• **Set exercise**: Your job is to retype all of the data word for word, leaving every image out.
==============================
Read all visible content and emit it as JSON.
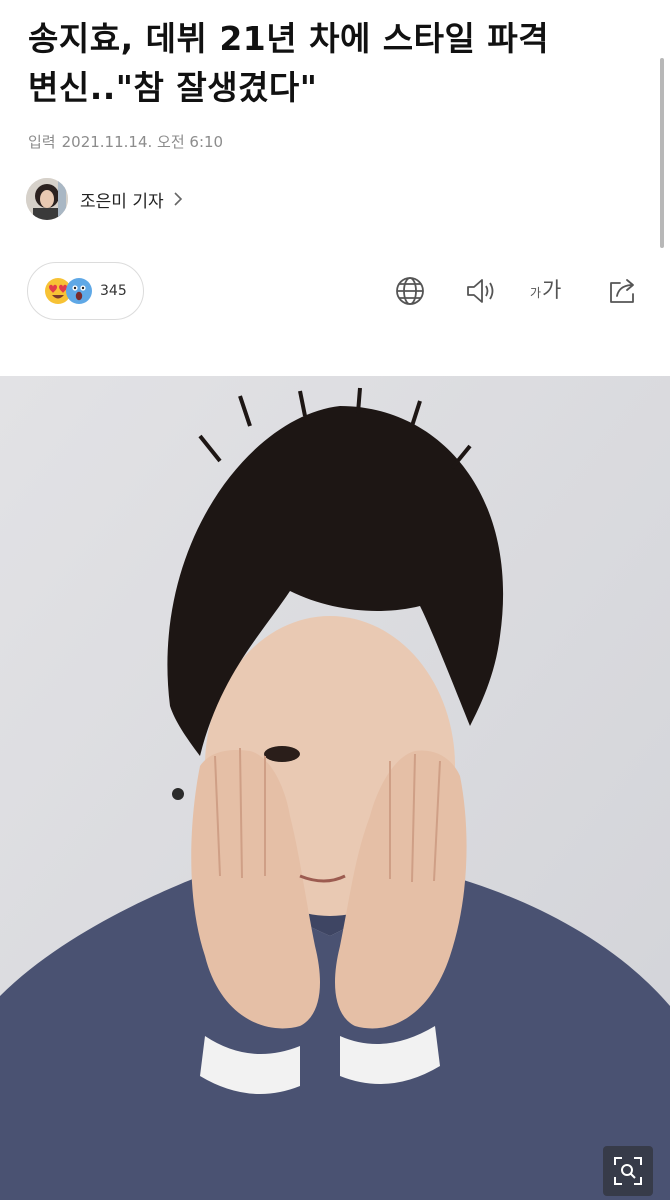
{
  "article": {
    "headline_line1": "송지효, 데뷔 21년 차에 스타일 파격",
    "headline_line2": "변신..\"참 잘생겼다\"",
    "published_label": "입력",
    "published_datetime": "2021.11.14. 오전 6:10",
    "reporter_name": "조은미 기자"
  },
  "reactions": {
    "count": "345",
    "emojis": [
      "heart-eyes-emoji",
      "screaming-emoji"
    ]
  },
  "toolbar": {
    "icons": [
      "globe-icon",
      "speaker-icon",
      "font-size-icon",
      "share-icon"
    ],
    "font_small": "가",
    "font_large": "가"
  },
  "photo": {
    "description_icon": "photo-zoom-icon"
  },
  "colors": {
    "text": "#111111",
    "meta": "#8c8c8c",
    "pill_border": "#dcdcdc",
    "icon": "#555555",
    "photo_bg": "#dcdcdf",
    "sweater": "#4a5272"
  }
}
==============================
• **Solution for this task**:
Read all visible content and emit it as JSON.
{
  "article": {
    "headline_line1": "송지효, 데뷔 21년 차에 스타일 파격",
    "headline_line2": "변신..\"참 잘생겼다\"",
    "published_label": "입력",
    "published_datetime": "2021.11.14. 오전 6:10",
    "reporter_name": "조은미 기자"
  },
  "reactions": {
    "count": "345",
    "emojis": [
      "heart-eyes-emoji",
      "screaming-emoji"
    ]
  },
  "toolbar": {
    "icons": [
      "globe-icon",
      "speaker-icon",
      "font-size-icon",
      "share-icon"
    ],
    "font_small": "가",
    "font_large": "가"
  },
  "photo": {
    "description_icon": "photo-zoom-icon"
  },
  "colors": {
    "text": "#111111",
    "meta": "#8c8c8c",
    "pill_border": "#dcdcdc",
    "icon": "#555555",
    "photo_bg": "#dcdcdf",
    "sweater": "#4a5272"
  }
}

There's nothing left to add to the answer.